Given request »
Below you will find a set of lines. Repeat them all exactly.

___ Extracted entries

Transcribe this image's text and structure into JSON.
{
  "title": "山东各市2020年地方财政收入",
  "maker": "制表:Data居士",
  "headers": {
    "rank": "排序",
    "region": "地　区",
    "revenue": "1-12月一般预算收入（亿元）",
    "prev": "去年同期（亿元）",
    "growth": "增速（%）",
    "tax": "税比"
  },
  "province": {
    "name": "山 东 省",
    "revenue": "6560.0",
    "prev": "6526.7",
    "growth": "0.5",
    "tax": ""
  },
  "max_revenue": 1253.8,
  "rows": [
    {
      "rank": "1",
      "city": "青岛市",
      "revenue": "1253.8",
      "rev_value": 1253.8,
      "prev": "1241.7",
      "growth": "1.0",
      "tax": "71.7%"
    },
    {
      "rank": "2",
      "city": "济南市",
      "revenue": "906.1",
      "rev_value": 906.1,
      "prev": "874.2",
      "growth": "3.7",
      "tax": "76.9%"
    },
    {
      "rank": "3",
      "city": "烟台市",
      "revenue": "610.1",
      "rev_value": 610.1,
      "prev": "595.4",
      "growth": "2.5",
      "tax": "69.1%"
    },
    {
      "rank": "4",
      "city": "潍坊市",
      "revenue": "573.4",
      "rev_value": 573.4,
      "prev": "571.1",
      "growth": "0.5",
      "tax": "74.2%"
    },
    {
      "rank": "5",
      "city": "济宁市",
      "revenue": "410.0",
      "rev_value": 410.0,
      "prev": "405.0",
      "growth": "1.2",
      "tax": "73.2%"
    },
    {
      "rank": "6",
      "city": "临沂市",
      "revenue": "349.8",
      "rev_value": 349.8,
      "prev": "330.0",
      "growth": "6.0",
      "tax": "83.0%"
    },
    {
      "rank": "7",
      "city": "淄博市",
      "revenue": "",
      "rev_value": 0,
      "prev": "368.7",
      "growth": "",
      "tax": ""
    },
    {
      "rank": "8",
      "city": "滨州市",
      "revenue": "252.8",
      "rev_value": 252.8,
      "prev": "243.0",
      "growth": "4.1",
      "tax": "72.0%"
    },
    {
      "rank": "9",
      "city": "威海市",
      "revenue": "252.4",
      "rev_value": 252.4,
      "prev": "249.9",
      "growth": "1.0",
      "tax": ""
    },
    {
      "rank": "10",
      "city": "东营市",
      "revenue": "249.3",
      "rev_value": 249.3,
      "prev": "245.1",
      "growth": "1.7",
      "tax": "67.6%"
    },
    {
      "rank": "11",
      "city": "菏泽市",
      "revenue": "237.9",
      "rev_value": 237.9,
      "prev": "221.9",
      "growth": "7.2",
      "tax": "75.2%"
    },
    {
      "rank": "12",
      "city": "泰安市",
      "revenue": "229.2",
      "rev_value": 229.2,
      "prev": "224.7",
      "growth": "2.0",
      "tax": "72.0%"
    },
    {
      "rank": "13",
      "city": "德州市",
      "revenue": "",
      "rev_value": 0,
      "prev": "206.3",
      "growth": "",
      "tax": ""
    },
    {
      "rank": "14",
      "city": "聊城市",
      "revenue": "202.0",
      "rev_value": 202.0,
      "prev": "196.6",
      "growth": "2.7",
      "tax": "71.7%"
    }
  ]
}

______

Right answer »
Transcribe this image's text and structure into JSON.
{
  "title": "山东各市2020年地方财政收入",
  "maker": "制表:Data居士",
  "headers": {
    "rank": "排序",
    "region": "地　区",
    "revenue": "1-12月一般预算收入（亿元）",
    "prev": "去年同期（亿元）",
    "growth": "增速（%）",
    "tax": "税比"
  },
  "province": {
    "name": "山 东 省",
    "revenue": "6560.0",
    "prev": "6526.7",
    "growth": "0.5",
    "tax": ""
  },
  "max_revenue": 1253.8,
  "rows": [
    {
      "rank": "1",
      "city": "青岛市",
      "revenue": "1253.8",
      "rev_value": 1253.8,
      "prev": "1241.7",
      "growth": "1.0",
      "tax": "71.7%"
    },
    {
      "rank": "2",
      "city": "济南市",
      "revenue": "906.1",
      "rev_value": 906.1,
      "prev": "874.2",
      "growth": "3.7",
      "tax": "76.9%"
    },
    {
      "rank": "3",
      "city": "烟台市",
      "revenue": "610.1",
      "rev_value": 610.1,
      "prev": "595.4",
      "growth": "2.5",
      "tax": "69.1%"
    },
    {
      "rank": "4",
      "city": "潍坊市",
      "revenue": "573.4",
      "rev_value": 573.4,
      "prev": "571.1",
      "growth": "0.5",
      "tax": "74.2%"
    },
    {
      "rank": "5",
      "city": "济宁市",
      "revenue": "410.0",
      "rev_value": 410.0,
      "prev": "405.0",
      "growth": "1.2",
      "tax": "73.2%"
    },
    {
      "rank": "6",
      "city": "临沂市",
      "revenue": "349.8",
      "rev_value": 349.8,
      "prev": "330.0",
      "growth": "6.0",
      "tax": "83.0%"
    },
    {
      "rank": "7",
      "city": "淄博市",
      "revenue": "",
      "rev_value": 0,
      "prev": "368.7",
      "growth": "",
      "tax": ""
    },
    {
      "rank": "8",
      "city": "滨州市",
      "revenue": "252.8",
      "rev_value": 252.8,
      "prev": "243.0",
      "growth": "4.1",
      "tax": "72.0%"
    },
    {
      "rank": "9",
      "city": "威海市",
      "revenue": "252.4",
      "rev_value": 252.4,
      "prev": "249.9",
      "growth": "1.0",
      "tax": ""
    },
    {
      "rank": "10",
      "city": "东营市",
      "revenue": "249.3",
      "rev_value": 249.3,
      "prev": "245.1",
      "growth": "1.7",
      "tax": "67.6%"
    },
    {
      "rank": "11",
      "city": "菏泽市",
      "revenue": "237.9",
      "rev_value": 237.9,
      "prev": "221.9",
      "growth": "7.2",
      "tax": "75.2%"
    },
    {
      "rank": "12",
      "city": "泰安市",
      "revenue": "229.2",
      "rev_value": 229.2,
      "prev": "224.7",
      "growth": "2.0",
      "tax": "72.0%"
    },
    {
      "rank": "13",
      "city": "德州市",
      "revenue": "",
      "rev_value": 0,
      "prev": "206.3",
      "growth": "",
      "tax": ""
    },
    {
      "rank": "14",
      "city": "聊城市",
      "revenue": "202.0",
      "rev_value": 202.0,
      "prev": "196.6",
      "growth": "2.7",
      "tax": "71.7%"
    }
  ]
}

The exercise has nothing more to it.